DATA ROWS:
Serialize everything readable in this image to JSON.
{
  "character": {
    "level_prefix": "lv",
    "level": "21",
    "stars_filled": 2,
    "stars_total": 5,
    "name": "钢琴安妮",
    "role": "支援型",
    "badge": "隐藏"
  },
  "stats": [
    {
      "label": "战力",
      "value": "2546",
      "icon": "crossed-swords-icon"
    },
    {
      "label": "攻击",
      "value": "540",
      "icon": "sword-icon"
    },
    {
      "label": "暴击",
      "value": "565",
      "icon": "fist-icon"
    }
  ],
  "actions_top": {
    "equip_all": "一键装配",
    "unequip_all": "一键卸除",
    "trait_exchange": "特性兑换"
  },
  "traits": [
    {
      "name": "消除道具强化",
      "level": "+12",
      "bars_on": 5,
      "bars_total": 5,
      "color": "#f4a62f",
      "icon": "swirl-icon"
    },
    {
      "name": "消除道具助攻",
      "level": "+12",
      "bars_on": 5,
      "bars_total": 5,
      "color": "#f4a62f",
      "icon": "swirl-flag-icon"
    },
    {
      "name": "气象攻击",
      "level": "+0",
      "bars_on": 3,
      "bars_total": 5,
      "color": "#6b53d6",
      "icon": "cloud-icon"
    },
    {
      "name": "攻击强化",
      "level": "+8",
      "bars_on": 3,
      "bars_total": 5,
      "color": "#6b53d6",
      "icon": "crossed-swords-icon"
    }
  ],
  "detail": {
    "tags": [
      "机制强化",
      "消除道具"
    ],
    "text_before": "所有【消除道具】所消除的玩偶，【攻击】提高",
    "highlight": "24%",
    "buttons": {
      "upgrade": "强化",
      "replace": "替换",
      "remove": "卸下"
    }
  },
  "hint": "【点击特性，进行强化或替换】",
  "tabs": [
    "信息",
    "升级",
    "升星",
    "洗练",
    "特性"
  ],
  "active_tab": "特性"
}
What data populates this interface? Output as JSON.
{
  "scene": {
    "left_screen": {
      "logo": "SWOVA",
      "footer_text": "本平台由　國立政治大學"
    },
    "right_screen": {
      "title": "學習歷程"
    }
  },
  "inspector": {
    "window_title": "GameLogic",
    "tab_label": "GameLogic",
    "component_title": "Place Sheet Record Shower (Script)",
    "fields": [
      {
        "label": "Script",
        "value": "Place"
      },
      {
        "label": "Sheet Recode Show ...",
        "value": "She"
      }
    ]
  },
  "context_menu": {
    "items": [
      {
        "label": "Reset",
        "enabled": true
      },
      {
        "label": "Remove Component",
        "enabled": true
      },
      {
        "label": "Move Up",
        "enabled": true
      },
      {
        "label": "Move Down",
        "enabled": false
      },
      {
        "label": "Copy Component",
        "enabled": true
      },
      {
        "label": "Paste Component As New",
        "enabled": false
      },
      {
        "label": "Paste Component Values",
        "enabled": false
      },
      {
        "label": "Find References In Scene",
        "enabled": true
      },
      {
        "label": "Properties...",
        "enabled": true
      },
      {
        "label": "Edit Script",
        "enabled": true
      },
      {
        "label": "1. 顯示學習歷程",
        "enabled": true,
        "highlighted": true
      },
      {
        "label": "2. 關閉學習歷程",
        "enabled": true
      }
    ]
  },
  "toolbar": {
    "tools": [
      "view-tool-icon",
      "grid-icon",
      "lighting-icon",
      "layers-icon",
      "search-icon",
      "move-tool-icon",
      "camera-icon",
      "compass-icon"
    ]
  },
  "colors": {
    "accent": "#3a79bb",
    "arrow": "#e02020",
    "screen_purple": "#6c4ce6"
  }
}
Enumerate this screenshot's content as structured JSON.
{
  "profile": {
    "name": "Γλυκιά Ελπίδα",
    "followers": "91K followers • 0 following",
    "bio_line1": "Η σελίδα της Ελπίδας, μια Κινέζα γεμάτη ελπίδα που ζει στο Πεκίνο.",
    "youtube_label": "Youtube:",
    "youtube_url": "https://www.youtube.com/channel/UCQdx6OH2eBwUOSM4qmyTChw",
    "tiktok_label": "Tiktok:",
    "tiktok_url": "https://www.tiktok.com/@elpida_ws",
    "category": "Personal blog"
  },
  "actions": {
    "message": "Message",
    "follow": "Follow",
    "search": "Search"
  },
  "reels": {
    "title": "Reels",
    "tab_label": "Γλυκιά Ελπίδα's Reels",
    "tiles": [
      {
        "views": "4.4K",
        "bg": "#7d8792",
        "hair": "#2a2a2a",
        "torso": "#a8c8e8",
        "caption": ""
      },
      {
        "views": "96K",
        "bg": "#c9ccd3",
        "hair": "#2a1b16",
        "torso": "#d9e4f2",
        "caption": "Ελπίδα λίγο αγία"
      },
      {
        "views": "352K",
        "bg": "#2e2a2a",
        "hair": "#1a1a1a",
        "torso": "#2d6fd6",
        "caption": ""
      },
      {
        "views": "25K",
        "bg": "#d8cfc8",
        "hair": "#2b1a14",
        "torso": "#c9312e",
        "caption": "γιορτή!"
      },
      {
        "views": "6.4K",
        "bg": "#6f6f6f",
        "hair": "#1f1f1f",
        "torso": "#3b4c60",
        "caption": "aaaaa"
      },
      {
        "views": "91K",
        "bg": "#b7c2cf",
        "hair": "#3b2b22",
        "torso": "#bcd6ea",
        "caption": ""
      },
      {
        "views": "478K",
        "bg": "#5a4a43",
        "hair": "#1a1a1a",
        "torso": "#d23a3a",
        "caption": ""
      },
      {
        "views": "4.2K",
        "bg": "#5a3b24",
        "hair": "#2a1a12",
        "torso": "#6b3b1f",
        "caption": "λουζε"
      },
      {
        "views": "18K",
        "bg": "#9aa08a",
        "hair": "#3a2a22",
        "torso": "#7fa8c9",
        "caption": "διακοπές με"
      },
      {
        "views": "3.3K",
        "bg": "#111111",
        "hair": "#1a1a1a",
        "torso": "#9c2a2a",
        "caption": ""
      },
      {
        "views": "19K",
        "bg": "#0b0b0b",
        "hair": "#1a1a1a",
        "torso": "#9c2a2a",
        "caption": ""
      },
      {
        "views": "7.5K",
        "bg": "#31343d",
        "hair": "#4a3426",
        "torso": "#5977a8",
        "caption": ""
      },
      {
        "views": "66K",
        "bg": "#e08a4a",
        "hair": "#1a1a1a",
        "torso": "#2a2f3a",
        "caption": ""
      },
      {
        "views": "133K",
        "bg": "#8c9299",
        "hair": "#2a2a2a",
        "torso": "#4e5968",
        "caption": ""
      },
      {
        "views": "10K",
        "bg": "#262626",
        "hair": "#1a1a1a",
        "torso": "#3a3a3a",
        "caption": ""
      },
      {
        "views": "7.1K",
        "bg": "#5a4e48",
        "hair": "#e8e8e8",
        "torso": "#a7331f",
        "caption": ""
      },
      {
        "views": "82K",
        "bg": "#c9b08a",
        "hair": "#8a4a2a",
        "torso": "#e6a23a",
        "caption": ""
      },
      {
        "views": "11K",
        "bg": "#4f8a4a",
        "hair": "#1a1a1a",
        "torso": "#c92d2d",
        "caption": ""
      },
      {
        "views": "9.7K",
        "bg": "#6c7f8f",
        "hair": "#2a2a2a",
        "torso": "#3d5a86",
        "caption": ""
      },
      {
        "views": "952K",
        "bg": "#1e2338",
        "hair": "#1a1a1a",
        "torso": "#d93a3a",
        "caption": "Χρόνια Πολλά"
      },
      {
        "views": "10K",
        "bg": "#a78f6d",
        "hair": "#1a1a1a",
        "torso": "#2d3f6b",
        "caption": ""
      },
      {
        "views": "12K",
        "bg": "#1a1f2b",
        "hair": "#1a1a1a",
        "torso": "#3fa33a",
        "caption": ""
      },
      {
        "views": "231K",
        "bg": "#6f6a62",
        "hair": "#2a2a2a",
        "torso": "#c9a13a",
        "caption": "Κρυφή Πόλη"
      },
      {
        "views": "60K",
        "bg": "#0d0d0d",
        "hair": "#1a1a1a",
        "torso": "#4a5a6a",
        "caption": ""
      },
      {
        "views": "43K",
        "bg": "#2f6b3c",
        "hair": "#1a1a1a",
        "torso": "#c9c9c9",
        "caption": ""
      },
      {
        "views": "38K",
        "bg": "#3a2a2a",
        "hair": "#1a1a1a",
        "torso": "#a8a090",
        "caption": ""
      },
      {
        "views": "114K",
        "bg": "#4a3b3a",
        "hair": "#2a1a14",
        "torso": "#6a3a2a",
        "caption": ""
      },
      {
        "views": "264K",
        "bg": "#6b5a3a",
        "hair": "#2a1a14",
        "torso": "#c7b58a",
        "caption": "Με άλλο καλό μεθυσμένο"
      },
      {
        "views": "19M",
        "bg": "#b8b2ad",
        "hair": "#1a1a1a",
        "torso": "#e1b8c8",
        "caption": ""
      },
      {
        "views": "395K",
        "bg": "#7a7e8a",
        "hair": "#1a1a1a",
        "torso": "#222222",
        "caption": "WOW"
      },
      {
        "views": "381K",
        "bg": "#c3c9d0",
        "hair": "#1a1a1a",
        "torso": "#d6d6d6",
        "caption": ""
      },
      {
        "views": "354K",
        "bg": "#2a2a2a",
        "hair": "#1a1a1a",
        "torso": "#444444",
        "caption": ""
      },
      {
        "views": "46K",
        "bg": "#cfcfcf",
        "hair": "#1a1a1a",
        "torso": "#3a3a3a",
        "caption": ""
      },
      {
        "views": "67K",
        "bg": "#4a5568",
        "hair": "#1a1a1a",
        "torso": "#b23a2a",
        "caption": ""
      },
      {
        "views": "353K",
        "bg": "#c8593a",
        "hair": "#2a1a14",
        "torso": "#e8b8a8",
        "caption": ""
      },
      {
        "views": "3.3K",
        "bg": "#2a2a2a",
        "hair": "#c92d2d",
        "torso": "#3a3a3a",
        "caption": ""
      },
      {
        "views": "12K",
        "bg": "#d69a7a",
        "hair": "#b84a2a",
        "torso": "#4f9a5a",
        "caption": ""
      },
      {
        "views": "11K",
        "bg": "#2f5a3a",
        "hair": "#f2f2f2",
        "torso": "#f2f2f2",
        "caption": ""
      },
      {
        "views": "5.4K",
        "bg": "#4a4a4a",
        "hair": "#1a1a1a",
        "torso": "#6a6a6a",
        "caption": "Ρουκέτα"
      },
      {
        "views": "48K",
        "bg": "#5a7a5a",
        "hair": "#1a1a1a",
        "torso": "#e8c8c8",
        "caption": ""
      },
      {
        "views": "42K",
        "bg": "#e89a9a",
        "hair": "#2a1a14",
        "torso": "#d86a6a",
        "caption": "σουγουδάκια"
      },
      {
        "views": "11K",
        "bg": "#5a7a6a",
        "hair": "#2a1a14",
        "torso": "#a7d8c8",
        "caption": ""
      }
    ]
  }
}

DIRECTION:
How many lines of the listing include the string "JSON"? Answer with the number alone.

TASK OUTPUT:
3